• _Task objective_
Reproduce the following material exactly, including every line.

Collected data:
[Begin]
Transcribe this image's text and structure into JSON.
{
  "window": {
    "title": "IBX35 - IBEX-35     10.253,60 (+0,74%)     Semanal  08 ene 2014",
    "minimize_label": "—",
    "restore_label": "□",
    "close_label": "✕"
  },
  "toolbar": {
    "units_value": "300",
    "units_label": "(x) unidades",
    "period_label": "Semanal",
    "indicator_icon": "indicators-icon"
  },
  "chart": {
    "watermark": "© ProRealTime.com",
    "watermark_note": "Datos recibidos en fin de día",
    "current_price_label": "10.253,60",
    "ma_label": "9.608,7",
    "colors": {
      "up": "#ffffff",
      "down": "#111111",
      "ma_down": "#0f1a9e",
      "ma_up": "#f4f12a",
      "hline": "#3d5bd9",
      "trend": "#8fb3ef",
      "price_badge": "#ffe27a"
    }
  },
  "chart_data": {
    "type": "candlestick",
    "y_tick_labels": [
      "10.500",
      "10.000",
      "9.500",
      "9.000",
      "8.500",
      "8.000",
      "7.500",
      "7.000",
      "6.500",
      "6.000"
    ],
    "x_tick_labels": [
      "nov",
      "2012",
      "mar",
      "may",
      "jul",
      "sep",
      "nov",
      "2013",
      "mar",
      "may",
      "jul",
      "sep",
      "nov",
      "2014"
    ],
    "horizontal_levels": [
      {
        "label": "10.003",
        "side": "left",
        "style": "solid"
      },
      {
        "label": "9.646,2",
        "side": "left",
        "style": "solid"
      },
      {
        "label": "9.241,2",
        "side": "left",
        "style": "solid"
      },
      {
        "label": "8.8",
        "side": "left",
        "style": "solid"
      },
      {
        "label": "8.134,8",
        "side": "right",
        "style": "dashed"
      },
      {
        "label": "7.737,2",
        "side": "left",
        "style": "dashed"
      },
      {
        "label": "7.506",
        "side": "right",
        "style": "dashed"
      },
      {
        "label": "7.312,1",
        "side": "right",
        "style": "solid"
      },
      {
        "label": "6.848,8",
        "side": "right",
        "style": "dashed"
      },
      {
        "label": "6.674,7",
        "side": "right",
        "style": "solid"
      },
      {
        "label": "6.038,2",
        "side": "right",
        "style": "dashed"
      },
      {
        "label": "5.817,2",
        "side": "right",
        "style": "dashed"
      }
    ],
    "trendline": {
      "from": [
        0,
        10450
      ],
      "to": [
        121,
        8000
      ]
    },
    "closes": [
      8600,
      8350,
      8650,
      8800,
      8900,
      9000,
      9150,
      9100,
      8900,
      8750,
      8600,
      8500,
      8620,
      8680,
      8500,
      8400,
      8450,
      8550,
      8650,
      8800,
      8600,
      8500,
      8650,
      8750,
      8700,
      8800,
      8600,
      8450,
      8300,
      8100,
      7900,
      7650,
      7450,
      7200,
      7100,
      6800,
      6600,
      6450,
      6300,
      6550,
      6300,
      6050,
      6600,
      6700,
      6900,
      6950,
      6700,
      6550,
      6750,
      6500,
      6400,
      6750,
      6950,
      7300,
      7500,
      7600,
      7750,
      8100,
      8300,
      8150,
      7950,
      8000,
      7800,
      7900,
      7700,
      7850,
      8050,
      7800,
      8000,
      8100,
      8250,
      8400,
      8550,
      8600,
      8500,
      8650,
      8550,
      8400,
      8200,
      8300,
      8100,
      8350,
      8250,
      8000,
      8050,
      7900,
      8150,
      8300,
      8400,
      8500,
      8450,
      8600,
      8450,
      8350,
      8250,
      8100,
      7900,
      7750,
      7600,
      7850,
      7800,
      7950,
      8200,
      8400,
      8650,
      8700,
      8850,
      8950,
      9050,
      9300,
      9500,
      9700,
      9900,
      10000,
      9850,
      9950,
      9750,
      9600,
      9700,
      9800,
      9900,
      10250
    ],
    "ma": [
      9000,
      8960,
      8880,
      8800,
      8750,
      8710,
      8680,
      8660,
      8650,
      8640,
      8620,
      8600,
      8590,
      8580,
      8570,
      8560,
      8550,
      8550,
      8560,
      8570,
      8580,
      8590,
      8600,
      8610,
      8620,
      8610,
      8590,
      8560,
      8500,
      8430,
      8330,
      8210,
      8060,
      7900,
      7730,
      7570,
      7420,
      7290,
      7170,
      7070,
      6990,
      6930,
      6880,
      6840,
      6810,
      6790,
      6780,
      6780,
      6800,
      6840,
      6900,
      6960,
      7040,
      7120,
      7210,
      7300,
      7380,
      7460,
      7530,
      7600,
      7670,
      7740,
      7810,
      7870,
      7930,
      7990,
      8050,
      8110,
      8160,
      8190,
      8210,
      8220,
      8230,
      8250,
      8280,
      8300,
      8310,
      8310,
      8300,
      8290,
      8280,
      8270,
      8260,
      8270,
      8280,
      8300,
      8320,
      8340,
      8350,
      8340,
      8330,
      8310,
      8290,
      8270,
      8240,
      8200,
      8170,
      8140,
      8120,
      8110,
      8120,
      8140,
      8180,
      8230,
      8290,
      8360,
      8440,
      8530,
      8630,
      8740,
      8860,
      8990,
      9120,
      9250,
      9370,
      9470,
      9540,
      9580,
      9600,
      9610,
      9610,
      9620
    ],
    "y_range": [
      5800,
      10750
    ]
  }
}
[End]
• _Written reply_
Transcribe this image's text and structure into JSON.
{
  "window": {
    "title": "IBX35 - IBEX-35     10.253,60 (+0,74%)     Semanal  08 ene 2014",
    "minimize_label": "—",
    "restore_label": "□",
    "close_label": "✕"
  },
  "toolbar": {
    "units_value": "300",
    "units_label": "(x) unidades",
    "period_label": "Semanal",
    "indicator_icon": "indicators-icon"
  },
  "chart": {
    "watermark": "© ProRealTime.com",
    "watermark_note": "Datos recibidos en fin de día",
    "current_price_label": "10.253,60",
    "ma_label": "9.608,7",
    "colors": {
      "up": "#ffffff",
      "down": "#111111",
      "ma_down": "#0f1a9e",
      "ma_up": "#f4f12a",
      "hline": "#3d5bd9",
      "trend": "#8fb3ef",
      "price_badge": "#ffe27a"
    }
  },
  "chart_data": {
    "type": "candlestick",
    "y_tick_labels": [
      "10.500",
      "10.000",
      "9.500",
      "9.000",
      "8.500",
      "8.000",
      "7.500",
      "7.000",
      "6.500",
      "6.000"
    ],
    "x_tick_labels": [
      "nov",
      "2012",
      "mar",
      "may",
      "jul",
      "sep",
      "nov",
      "2013",
      "mar",
      "may",
      "jul",
      "sep",
      "nov",
      "2014"
    ],
    "horizontal_levels": [
      {
        "label": "10.003",
        "side": "left",
        "style": "solid"
      },
      {
        "label": "9.646,2",
        "side": "left",
        "style": "solid"
      },
      {
        "label": "9.241,2",
        "side": "left",
        "style": "solid"
      },
      {
        "label": "8.8",
        "side": "left",
        "style": "solid"
      },
      {
        "label": "8.134,8",
        "side": "right",
        "style": "dashed"
      },
      {
        "label": "7.737,2",
        "side": "left",
        "style": "dashed"
      },
      {
        "label": "7.506",
        "side": "right",
        "style": "dashed"
      },
      {
        "label": "7.312,1",
        "side": "right",
        "style": "solid"
      },
      {
        "label": "6.848,8",
        "side": "right",
        "style": "dashed"
      },
      {
        "label": "6.674,7",
        "side": "right",
        "style": "solid"
      },
      {
        "label": "6.038,2",
        "side": "right",
        "style": "dashed"
      },
      {
        "label": "5.817,2",
        "side": "right",
        "style": "dashed"
      }
    ],
    "trendline": {
      "from": [
        0,
        10450
      ],
      "to": [
        121,
        8000
      ]
    },
    "closes": [
      8600,
      8350,
      8650,
      8800,
      8900,
      9000,
      9150,
      9100,
      8900,
      8750,
      8600,
      8500,
      8620,
      8680,
      8500,
      8400,
      8450,
      8550,
      8650,
      8800,
      8600,
      8500,
      8650,
      8750,
      8700,
      8800,
      8600,
      8450,
      8300,
      8100,
      7900,
      7650,
      7450,
      7200,
      7100,
      6800,
      6600,
      6450,
      6300,
      6550,
      6300,
      6050,
      6600,
      6700,
      6900,
      6950,
      6700,
      6550,
      6750,
      6500,
      6400,
      6750,
      6950,
      7300,
      7500,
      7600,
      7750,
      8100,
      8300,
      8150,
      7950,
      8000,
      7800,
      7900,
      7700,
      7850,
      8050,
      7800,
      8000,
      8100,
      8250,
      8400,
      8550,
      8600,
      8500,
      8650,
      8550,
      8400,
      8200,
      8300,
      8100,
      8350,
      8250,
      8000,
      8050,
      7900,
      8150,
      8300,
      8400,
      8500,
      8450,
      8600,
      8450,
      8350,
      8250,
      8100,
      7900,
      7750,
      7600,
      7850,
      7800,
      7950,
      8200,
      8400,
      8650,
      8700,
      8850,
      8950,
      9050,
      9300,
      9500,
      9700,
      9900,
      10000,
      9850,
      9950,
      9750,
      9600,
      9700,
      9800,
      9900,
      10250
    ],
    "ma": [
      9000,
      8960,
      8880,
      8800,
      8750,
      8710,
      8680,
      8660,
      8650,
      8640,
      8620,
      8600,
      8590,
      8580,
      8570,
      8560,
      8550,
      8550,
      8560,
      8570,
      8580,
      8590,
      8600,
      8610,
      8620,
      8610,
      8590,
      8560,
      8500,
      8430,
      8330,
      8210,
      8060,
      7900,
      7730,
      7570,
      7420,
      7290,
      7170,
      7070,
      6990,
      6930,
      6880,
      6840,
      6810,
      6790,
      6780,
      6780,
      6800,
      6840,
      6900,
      6960,
      7040,
      7120,
      7210,
      7300,
      7380,
      7460,
      7530,
      7600,
      7670,
      7740,
      7810,
      7870,
      7930,
      7990,
      8050,
      8110,
      8160,
      8190,
      8210,
      8220,
      8230,
      8250,
      8280,
      8300,
      8310,
      8310,
      8300,
      8290,
      8280,
      8270,
      8260,
      8270,
      8280,
      8300,
      8320,
      8340,
      8350,
      8340,
      8330,
      8310,
      8290,
      8270,
      8240,
      8200,
      8170,
      8140,
      8120,
      8110,
      8120,
      8140,
      8180,
      8230,
      8290,
      8360,
      8440,
      8530,
      8630,
      8740,
      8860,
      8990,
      9120,
      9250,
      9370,
      9470,
      9540,
      9580,
      9600,
      9610,
      9610,
      9620
    ],
    "y_range": [
      5800,
      10750
    ]
  }
}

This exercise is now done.